> _Extracted records_:
Begin

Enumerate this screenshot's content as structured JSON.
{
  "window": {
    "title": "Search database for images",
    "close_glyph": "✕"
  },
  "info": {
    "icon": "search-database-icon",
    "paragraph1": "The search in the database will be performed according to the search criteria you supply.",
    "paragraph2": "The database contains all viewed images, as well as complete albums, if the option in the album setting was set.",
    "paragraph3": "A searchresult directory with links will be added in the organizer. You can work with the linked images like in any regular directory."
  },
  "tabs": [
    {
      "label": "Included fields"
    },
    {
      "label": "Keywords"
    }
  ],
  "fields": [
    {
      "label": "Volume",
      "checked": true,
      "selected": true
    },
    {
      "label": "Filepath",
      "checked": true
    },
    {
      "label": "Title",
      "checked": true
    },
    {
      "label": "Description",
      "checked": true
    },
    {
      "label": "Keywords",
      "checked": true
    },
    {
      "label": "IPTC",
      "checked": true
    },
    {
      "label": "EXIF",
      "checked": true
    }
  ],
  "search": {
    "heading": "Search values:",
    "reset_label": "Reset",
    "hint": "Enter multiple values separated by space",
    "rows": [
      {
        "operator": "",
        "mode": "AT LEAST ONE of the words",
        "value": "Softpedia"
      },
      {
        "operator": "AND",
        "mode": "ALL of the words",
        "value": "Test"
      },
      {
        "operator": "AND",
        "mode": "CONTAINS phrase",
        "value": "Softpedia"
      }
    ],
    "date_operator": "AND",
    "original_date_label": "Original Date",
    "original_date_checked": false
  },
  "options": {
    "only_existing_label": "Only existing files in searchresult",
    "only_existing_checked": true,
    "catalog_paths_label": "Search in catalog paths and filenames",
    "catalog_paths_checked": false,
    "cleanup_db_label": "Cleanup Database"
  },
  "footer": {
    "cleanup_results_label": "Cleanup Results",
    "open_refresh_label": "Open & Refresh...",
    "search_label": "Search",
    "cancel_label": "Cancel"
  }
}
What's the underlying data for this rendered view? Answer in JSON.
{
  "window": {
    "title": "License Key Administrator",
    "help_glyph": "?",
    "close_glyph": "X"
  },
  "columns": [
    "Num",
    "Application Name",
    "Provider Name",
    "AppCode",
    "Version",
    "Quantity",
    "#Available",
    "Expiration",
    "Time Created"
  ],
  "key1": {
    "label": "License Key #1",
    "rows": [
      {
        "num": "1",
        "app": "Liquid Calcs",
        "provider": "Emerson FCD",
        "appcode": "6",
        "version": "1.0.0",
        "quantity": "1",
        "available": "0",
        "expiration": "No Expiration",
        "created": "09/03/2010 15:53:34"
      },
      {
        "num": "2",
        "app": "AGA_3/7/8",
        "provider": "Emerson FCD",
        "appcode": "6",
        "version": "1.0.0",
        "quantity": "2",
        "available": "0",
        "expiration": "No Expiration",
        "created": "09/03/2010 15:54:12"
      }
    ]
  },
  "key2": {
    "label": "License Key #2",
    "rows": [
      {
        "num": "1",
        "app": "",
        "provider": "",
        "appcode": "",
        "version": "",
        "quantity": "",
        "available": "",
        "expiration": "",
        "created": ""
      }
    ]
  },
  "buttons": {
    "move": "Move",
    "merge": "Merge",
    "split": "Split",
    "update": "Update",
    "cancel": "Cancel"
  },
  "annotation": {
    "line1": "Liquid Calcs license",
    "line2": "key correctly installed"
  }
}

End
Begin

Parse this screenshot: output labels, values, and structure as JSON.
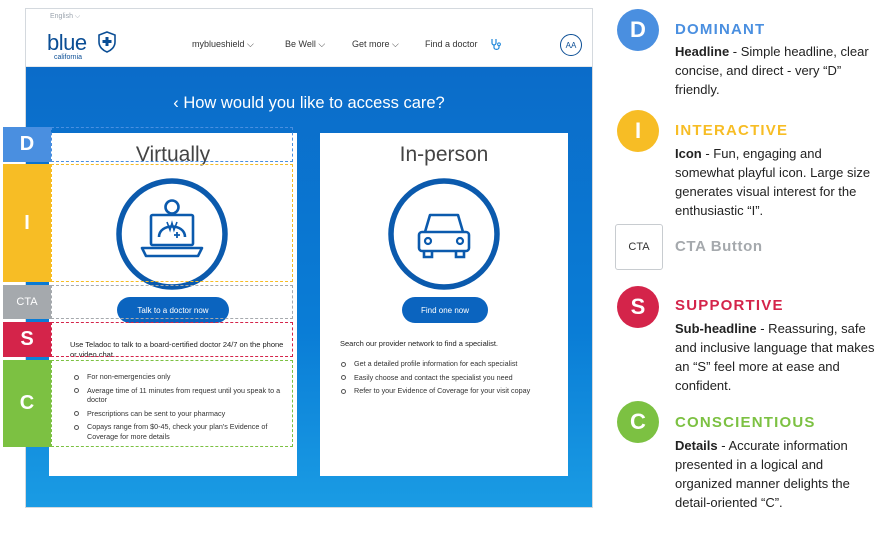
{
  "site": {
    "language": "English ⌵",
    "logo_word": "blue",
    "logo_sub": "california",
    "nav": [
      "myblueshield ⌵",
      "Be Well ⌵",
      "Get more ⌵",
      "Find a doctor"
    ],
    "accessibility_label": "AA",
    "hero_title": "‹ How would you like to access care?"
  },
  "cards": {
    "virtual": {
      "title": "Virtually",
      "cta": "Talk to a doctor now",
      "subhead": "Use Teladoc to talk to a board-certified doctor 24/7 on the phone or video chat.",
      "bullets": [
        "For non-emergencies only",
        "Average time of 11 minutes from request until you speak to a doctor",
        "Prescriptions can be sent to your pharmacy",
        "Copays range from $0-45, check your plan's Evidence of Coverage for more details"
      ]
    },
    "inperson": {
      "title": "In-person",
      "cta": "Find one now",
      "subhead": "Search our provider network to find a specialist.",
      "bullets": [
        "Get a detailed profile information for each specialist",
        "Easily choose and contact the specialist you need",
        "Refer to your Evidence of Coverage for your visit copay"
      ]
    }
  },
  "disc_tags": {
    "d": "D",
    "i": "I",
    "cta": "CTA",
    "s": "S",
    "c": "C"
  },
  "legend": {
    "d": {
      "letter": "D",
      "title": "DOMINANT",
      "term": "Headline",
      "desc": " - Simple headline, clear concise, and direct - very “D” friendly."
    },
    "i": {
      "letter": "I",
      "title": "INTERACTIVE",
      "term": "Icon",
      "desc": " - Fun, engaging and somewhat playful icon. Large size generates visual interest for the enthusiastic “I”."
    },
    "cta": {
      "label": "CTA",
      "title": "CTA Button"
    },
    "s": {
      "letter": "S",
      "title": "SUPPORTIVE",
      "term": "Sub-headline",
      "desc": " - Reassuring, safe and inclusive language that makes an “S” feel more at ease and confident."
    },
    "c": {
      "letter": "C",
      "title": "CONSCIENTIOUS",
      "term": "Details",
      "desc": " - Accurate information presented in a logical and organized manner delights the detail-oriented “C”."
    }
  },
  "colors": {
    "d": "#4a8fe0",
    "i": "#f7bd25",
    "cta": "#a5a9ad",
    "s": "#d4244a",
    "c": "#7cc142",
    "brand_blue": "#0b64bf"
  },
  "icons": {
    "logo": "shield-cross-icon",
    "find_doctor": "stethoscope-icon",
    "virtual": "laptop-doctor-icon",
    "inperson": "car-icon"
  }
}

End
Begin

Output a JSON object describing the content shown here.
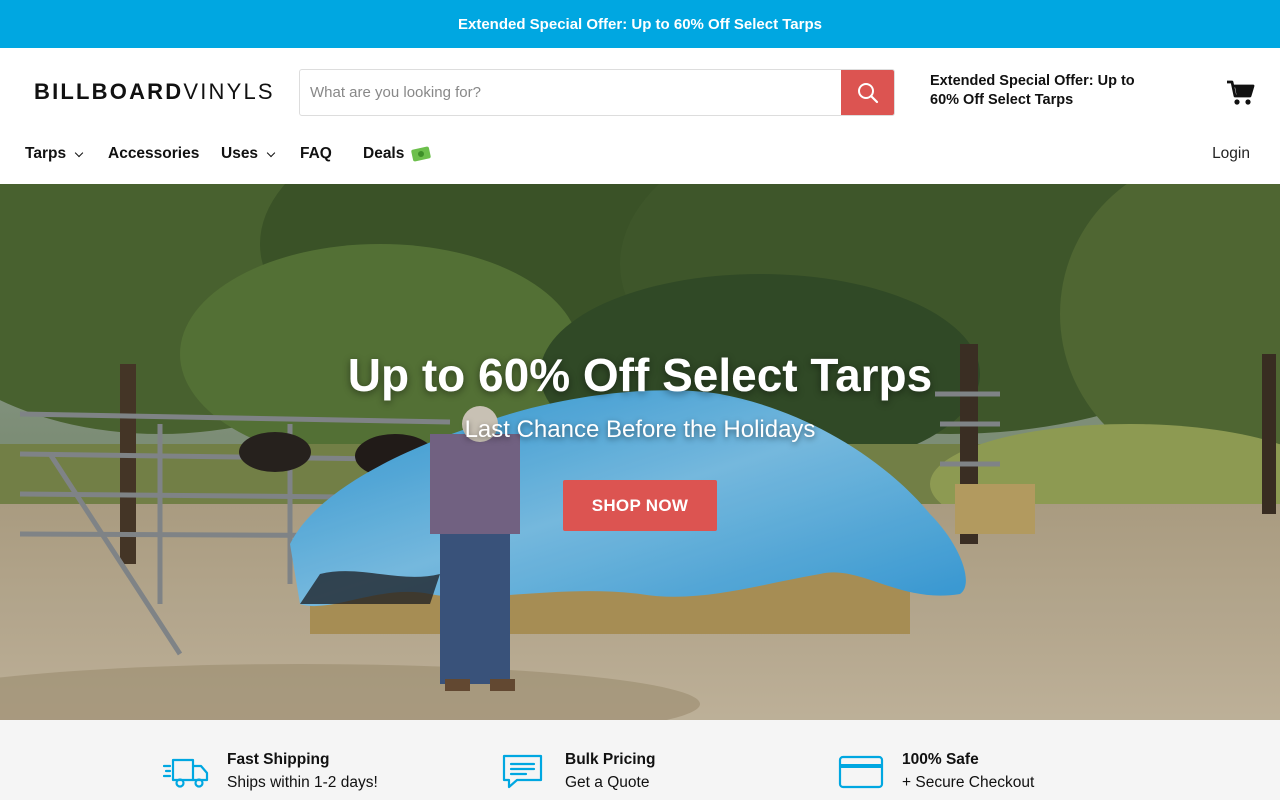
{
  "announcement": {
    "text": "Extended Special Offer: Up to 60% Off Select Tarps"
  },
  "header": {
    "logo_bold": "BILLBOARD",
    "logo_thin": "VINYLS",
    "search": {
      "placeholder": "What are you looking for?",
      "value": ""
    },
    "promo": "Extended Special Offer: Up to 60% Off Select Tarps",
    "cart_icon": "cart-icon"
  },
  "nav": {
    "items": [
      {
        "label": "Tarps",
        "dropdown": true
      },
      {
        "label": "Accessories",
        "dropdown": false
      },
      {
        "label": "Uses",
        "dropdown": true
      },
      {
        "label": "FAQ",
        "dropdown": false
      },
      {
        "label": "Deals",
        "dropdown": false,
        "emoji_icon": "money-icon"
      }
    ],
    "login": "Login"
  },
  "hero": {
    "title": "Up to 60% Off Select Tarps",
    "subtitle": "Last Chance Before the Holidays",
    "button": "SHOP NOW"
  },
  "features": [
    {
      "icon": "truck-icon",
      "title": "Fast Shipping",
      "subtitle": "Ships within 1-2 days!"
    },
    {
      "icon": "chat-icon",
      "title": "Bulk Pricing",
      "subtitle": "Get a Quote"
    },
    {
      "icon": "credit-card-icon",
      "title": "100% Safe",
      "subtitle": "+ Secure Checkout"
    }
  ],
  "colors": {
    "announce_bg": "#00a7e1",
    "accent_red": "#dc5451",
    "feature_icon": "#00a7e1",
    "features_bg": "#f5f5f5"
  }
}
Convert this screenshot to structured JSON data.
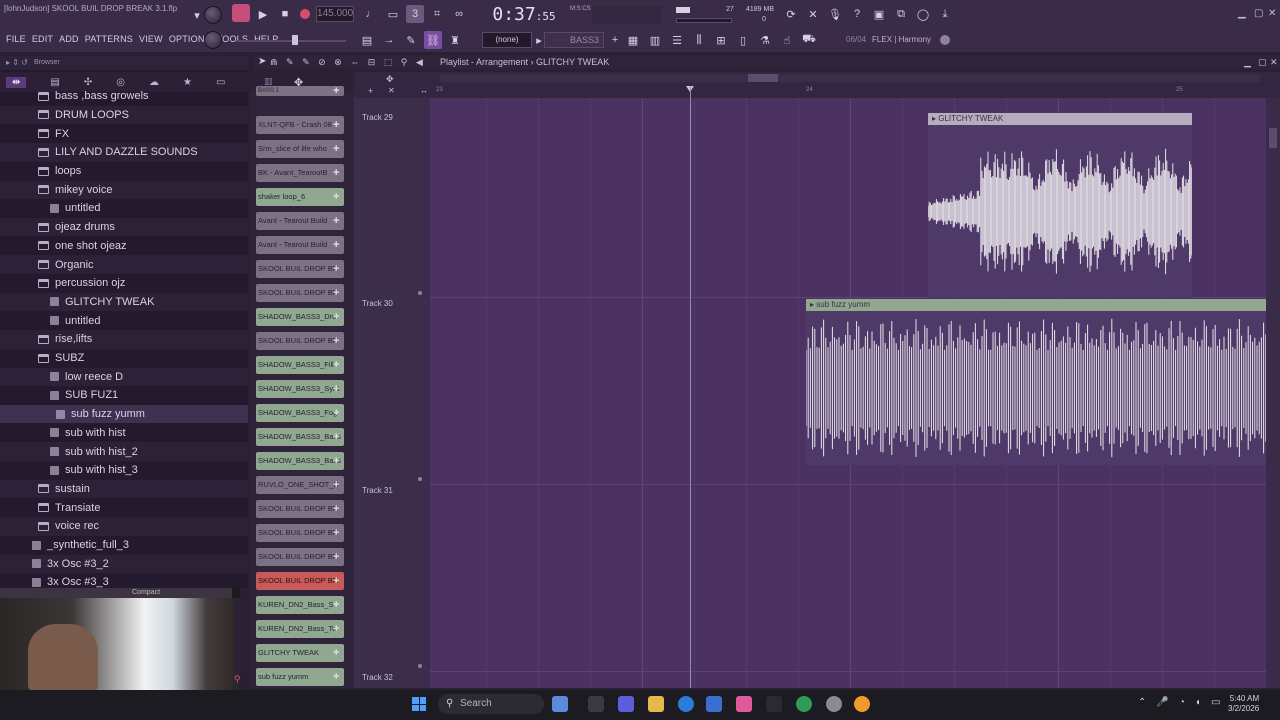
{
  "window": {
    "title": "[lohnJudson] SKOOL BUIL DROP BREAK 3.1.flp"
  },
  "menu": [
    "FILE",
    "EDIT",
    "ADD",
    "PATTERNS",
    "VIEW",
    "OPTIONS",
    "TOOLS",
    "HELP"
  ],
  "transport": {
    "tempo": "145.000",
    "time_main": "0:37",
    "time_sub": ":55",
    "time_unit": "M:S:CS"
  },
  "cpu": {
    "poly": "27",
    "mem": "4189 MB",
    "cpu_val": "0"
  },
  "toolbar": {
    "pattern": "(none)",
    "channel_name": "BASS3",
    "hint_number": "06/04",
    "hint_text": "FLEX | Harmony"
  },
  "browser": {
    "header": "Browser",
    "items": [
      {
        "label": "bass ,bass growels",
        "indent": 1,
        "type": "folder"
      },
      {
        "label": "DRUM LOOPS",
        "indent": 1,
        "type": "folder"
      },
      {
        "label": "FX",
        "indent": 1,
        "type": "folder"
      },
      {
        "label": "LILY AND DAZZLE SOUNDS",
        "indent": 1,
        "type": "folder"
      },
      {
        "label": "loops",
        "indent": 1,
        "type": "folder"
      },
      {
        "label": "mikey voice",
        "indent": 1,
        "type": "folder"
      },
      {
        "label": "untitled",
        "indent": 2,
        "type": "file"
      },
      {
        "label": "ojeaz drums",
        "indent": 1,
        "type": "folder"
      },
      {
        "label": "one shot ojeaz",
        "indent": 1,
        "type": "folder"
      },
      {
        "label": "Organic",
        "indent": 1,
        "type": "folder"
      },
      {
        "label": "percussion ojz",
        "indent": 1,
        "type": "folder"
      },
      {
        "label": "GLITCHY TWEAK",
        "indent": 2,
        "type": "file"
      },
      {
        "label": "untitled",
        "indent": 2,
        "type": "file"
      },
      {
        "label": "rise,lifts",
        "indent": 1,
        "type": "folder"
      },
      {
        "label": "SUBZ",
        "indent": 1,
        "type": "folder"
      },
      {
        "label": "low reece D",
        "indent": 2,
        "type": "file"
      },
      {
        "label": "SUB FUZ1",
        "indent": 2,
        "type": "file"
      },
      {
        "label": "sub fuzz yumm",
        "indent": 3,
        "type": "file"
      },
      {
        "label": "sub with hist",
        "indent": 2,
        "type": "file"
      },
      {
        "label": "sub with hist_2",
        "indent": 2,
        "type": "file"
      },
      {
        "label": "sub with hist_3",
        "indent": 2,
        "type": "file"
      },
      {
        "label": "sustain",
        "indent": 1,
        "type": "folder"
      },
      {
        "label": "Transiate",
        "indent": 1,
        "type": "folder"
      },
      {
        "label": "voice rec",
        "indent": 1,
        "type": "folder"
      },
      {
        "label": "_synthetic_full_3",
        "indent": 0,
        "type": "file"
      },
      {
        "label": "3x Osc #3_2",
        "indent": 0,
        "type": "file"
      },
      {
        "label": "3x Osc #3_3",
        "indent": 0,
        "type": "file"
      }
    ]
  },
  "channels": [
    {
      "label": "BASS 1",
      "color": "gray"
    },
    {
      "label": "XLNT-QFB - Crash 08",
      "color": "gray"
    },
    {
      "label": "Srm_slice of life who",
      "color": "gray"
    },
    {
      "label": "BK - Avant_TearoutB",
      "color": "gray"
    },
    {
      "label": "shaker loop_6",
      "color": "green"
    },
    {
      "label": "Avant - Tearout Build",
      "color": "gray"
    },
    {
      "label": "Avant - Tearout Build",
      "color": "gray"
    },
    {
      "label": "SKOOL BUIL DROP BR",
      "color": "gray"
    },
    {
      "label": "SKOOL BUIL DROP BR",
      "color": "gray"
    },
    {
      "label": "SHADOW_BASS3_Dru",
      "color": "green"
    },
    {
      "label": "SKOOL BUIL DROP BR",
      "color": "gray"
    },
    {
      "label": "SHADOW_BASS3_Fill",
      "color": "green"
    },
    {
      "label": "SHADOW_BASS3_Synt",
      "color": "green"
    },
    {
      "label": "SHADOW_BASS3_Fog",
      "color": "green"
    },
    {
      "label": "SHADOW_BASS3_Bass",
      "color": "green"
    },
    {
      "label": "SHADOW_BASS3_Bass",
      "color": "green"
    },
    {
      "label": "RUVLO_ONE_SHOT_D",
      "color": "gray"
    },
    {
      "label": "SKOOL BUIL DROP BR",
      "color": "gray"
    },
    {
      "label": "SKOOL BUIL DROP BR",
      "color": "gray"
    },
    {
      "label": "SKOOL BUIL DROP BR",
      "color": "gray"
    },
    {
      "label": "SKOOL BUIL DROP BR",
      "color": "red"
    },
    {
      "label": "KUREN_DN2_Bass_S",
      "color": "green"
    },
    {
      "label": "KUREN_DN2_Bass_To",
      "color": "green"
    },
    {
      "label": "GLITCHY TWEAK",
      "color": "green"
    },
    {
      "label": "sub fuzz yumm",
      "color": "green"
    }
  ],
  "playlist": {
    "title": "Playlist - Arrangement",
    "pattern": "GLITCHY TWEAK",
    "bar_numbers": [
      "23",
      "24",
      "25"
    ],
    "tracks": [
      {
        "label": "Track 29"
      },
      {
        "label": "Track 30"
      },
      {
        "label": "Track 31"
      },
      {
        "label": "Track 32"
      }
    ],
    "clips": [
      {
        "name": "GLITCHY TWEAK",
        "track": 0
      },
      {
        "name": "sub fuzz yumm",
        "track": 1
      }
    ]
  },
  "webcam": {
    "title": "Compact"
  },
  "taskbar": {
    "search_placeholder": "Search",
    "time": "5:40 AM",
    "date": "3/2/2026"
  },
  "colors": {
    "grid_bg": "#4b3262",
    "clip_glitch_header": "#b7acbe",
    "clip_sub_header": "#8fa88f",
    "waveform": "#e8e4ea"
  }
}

End

> _What to produce_:
Pull every line containing "your" out of the records.

> _Exercise result_:
        "Prescriptions can be sent to your pharmacy",
        "Copays range from $0-45, check your plan's Evidence of Coverage for more details"
        "Refer to your Evidence of Coverage for your visit copay"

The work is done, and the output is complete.